* What is asked
In the entries below, identify every line with the string "value" and copy it.

(Figure record extracts)
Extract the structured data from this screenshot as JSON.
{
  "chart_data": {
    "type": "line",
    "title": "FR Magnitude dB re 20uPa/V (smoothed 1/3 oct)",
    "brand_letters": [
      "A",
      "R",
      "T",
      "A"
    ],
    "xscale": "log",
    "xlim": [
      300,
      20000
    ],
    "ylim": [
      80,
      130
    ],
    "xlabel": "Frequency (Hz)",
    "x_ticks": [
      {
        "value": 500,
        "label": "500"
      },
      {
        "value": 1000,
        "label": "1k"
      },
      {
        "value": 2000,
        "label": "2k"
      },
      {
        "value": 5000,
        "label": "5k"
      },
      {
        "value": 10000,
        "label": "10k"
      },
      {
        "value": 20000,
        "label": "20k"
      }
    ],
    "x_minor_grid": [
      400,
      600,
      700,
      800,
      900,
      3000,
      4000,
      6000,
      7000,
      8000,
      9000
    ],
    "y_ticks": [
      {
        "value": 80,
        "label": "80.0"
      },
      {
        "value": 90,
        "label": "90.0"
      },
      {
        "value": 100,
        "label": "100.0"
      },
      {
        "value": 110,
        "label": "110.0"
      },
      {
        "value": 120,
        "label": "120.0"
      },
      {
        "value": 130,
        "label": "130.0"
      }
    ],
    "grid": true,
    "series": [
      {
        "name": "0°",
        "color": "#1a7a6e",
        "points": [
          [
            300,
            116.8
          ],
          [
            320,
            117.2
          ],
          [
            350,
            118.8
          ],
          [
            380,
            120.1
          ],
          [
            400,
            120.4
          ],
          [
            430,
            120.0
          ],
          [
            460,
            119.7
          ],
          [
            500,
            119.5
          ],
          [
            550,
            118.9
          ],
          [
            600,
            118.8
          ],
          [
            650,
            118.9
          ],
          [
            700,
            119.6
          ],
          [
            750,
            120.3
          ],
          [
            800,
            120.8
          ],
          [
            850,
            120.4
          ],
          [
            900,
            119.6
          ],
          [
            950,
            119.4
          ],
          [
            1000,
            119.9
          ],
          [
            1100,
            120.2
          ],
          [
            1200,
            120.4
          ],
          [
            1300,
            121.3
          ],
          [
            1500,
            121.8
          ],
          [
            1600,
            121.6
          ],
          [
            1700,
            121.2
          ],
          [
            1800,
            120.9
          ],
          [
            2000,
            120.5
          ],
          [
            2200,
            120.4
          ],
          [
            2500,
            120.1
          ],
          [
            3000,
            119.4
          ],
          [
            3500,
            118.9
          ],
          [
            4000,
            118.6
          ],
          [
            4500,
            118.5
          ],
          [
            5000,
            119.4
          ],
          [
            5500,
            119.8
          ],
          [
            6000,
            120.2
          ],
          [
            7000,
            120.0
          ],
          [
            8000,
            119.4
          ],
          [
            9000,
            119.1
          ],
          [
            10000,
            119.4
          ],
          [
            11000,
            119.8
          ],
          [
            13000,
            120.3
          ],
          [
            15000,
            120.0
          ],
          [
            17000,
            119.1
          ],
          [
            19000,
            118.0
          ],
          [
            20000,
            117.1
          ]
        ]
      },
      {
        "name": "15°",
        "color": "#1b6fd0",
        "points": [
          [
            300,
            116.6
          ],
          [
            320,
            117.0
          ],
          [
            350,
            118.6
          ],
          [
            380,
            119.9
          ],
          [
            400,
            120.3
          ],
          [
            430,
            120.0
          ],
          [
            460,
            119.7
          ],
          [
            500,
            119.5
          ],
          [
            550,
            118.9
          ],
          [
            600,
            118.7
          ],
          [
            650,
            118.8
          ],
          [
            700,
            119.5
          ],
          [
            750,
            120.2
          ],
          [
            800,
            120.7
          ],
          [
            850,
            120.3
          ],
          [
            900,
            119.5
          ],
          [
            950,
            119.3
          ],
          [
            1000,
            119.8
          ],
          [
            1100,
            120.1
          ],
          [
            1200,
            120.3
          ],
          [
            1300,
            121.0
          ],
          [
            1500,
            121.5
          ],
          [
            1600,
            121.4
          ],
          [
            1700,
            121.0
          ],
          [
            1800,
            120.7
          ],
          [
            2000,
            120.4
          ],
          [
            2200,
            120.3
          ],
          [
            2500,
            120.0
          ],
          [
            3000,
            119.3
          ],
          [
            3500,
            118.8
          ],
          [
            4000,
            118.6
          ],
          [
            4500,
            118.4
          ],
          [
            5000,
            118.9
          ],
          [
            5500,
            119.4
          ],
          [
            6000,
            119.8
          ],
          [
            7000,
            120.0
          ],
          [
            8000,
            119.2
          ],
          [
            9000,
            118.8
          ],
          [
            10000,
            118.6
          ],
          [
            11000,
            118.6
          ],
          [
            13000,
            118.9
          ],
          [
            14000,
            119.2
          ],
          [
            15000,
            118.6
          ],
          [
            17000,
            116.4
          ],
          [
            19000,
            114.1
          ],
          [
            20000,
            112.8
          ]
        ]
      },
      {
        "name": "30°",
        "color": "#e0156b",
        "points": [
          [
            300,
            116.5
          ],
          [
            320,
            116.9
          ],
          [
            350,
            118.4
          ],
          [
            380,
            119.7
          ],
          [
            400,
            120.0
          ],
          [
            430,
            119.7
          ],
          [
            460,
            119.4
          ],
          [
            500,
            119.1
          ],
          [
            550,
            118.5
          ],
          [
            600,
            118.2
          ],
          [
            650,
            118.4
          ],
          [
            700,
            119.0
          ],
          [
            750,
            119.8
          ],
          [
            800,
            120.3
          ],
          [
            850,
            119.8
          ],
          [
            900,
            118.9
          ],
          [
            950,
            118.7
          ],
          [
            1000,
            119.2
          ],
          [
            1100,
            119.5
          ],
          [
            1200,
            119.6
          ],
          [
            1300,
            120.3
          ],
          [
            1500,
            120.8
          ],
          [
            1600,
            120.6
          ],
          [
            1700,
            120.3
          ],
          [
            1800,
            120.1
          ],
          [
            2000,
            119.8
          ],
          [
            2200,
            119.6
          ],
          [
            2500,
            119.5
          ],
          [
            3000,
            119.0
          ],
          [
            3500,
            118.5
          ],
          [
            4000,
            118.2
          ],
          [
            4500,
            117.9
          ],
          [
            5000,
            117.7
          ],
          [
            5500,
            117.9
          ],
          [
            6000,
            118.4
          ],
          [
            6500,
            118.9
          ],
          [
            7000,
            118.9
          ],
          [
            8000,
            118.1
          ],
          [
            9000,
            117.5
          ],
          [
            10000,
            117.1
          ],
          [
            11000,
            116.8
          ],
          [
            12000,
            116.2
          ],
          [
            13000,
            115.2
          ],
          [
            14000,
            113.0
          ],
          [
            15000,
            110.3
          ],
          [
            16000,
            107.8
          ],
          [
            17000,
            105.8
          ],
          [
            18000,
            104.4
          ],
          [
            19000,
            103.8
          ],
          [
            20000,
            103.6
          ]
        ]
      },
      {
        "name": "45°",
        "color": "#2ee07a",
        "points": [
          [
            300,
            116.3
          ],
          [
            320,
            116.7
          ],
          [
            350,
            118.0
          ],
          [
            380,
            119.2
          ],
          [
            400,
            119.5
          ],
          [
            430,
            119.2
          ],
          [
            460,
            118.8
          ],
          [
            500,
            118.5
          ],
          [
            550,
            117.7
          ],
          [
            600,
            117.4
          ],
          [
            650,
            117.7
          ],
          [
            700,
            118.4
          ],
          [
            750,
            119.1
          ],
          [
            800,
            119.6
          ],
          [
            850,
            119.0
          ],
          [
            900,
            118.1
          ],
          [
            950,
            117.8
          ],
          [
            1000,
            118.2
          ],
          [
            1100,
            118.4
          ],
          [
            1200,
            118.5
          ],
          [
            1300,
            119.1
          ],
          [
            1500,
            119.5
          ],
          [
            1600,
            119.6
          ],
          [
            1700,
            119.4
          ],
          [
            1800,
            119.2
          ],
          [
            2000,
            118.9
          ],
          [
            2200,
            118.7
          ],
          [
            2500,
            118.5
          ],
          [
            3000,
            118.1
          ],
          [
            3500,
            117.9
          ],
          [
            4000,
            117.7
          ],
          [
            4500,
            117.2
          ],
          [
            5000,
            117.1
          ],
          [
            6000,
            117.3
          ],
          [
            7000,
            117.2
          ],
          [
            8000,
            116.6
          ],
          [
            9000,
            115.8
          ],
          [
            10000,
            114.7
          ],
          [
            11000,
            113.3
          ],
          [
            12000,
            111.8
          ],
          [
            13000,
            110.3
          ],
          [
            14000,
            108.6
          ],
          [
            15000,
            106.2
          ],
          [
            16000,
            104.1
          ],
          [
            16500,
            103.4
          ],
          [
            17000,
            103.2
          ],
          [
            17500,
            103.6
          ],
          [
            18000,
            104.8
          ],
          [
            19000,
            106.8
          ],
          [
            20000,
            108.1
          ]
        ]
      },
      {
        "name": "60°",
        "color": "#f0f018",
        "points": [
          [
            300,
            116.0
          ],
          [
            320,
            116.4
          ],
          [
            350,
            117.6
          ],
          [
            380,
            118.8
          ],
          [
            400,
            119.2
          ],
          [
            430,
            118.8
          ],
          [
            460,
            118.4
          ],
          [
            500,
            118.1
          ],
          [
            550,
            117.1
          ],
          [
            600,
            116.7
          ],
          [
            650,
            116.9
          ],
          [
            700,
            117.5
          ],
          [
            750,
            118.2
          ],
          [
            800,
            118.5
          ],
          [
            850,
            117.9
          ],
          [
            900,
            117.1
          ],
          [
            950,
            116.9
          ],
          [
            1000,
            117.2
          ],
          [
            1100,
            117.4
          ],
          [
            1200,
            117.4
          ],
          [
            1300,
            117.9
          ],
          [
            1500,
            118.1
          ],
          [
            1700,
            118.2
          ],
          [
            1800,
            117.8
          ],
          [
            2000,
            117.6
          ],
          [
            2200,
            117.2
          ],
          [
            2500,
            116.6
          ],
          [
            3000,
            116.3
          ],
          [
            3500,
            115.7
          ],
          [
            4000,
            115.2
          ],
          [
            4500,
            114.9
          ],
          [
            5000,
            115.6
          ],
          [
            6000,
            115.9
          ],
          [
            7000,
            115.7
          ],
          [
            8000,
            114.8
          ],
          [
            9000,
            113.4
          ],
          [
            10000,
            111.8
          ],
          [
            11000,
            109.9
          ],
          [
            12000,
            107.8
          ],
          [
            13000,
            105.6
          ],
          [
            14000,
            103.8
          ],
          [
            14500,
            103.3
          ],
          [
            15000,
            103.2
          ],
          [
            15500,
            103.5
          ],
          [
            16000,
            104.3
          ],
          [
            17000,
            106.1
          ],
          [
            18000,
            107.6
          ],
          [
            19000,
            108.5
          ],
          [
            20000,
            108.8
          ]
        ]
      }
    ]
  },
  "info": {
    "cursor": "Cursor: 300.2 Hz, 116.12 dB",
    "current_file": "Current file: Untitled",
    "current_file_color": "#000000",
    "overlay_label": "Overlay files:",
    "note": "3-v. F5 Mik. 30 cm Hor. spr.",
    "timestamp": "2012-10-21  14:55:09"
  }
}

* Solution
        "value": 500,
        "value": 1000,
        "value": 2000,
        "value": 5000,
        "value": 10000,
        "value": 20000,
        "value": 80,
        "value": 90,
        "value": 100,
        "value": 110,
        "value": 120,
        "value": 130,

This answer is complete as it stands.